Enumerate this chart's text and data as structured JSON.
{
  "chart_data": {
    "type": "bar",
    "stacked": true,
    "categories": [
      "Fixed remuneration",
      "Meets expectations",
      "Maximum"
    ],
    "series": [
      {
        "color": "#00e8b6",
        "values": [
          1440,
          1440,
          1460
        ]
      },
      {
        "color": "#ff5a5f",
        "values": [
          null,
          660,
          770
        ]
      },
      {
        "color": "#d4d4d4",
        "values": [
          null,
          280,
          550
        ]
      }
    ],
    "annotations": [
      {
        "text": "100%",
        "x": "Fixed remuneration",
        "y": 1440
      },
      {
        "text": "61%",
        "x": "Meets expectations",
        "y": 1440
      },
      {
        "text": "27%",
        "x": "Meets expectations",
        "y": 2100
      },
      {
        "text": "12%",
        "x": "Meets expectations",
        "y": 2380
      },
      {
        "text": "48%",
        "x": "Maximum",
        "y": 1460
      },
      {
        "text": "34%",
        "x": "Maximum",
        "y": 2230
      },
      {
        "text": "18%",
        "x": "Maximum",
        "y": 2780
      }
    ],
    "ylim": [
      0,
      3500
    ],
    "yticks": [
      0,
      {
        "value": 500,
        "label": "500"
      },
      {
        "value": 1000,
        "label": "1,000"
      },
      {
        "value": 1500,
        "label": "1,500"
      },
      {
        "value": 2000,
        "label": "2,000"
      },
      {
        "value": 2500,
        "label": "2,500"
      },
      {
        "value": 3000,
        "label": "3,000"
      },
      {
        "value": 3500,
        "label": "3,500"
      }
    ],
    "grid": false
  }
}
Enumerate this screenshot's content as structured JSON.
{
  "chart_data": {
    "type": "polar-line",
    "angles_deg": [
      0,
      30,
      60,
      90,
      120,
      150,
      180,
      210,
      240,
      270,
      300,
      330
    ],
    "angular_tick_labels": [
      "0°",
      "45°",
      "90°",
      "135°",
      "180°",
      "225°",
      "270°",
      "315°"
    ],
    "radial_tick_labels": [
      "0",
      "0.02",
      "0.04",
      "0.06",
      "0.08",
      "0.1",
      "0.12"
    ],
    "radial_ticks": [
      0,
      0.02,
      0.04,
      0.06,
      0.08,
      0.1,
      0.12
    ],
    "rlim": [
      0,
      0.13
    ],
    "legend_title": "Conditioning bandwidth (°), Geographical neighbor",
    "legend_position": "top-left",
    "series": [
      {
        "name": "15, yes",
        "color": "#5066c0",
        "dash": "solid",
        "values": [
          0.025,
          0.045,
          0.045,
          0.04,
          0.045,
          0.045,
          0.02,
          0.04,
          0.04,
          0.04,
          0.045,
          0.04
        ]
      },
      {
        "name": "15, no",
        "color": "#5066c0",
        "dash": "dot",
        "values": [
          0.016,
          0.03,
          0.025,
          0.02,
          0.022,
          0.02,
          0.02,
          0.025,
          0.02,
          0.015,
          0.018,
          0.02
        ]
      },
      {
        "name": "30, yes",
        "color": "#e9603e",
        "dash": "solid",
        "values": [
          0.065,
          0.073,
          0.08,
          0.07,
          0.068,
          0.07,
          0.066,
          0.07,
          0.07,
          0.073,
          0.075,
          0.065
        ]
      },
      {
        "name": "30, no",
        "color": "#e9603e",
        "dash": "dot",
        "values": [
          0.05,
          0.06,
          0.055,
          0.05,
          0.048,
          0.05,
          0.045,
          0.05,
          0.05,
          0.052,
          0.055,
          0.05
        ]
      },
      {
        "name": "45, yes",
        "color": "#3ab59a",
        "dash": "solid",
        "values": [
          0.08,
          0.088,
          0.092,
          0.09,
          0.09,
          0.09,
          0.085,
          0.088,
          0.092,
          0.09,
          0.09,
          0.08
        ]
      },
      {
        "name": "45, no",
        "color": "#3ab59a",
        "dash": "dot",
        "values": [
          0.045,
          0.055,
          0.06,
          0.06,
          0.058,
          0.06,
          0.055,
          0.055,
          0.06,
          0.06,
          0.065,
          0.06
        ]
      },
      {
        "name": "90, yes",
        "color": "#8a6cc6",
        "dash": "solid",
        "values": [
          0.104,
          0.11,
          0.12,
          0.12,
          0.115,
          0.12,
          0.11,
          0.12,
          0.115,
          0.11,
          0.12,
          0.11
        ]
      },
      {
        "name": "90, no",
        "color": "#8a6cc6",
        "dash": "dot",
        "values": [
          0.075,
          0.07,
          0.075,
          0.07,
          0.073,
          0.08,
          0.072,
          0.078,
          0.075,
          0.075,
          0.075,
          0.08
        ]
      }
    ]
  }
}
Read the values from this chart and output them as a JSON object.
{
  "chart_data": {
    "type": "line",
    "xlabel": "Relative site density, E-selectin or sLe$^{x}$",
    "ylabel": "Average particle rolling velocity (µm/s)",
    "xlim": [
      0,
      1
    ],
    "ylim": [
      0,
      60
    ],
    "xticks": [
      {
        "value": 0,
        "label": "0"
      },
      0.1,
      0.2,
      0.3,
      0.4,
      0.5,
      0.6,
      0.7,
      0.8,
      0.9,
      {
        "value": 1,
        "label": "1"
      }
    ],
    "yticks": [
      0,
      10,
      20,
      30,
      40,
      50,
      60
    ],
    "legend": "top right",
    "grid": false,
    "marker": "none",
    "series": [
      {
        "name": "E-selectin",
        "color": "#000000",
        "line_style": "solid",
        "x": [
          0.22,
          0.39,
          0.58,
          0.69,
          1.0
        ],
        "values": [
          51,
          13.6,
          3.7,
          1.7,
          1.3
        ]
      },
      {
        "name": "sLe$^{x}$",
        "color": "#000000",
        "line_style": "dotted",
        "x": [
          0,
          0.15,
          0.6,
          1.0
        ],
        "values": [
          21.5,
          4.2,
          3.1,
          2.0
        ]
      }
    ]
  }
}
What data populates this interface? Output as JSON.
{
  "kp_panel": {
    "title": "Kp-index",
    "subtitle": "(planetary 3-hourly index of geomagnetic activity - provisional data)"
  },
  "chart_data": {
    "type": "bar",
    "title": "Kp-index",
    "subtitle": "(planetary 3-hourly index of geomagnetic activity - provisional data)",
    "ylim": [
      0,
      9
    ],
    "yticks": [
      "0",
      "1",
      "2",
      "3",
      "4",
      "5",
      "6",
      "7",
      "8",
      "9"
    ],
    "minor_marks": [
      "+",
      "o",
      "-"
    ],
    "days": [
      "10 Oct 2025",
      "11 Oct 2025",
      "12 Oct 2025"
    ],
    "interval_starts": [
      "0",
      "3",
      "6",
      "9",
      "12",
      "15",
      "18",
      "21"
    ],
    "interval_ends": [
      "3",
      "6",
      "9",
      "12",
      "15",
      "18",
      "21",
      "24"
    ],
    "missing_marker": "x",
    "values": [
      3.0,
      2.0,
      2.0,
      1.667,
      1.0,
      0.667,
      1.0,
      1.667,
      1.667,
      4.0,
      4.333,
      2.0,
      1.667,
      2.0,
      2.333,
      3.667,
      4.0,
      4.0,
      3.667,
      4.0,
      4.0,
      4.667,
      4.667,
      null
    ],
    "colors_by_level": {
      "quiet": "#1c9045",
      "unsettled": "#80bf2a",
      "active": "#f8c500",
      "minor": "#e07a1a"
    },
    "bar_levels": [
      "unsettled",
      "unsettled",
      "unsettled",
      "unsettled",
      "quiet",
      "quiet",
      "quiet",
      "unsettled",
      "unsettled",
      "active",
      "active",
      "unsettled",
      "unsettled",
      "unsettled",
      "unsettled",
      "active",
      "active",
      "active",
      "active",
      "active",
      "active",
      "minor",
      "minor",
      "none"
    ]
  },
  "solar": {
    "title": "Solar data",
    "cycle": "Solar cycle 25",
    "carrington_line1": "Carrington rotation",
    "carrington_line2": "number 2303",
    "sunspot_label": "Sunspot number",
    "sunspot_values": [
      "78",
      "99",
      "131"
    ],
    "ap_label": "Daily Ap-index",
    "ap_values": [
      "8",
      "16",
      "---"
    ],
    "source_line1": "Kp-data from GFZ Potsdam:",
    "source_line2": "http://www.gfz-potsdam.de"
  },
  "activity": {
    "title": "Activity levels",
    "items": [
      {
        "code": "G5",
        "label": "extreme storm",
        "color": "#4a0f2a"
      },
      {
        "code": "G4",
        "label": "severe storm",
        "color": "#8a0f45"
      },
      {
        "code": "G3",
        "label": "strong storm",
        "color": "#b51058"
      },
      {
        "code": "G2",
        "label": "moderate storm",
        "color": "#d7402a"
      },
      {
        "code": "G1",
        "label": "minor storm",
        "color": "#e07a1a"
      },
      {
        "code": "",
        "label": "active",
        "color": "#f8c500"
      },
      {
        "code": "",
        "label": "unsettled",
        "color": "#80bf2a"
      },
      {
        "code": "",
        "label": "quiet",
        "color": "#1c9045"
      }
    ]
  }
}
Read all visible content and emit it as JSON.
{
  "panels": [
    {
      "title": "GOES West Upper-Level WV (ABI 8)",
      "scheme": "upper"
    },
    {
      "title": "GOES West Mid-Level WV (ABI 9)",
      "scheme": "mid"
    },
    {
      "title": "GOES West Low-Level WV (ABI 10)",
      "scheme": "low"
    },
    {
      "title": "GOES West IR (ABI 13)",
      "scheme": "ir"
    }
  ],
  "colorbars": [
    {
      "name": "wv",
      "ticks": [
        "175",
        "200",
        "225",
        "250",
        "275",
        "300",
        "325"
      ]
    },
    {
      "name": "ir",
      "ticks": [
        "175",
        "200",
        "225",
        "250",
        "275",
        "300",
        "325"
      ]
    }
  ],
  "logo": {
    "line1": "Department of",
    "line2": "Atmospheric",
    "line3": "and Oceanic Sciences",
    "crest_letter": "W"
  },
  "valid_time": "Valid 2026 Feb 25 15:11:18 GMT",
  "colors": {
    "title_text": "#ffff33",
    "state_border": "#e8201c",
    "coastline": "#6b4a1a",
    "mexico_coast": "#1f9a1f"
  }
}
- - -
WHAT THE EXERCISE ASKS » List all lines from the entries that include the word "structured".

OUTPUT OF THE EXERCISE »
Enumerate this chart's text and data as structured JSON.
Enumerate this screenshot's content as structured JSON.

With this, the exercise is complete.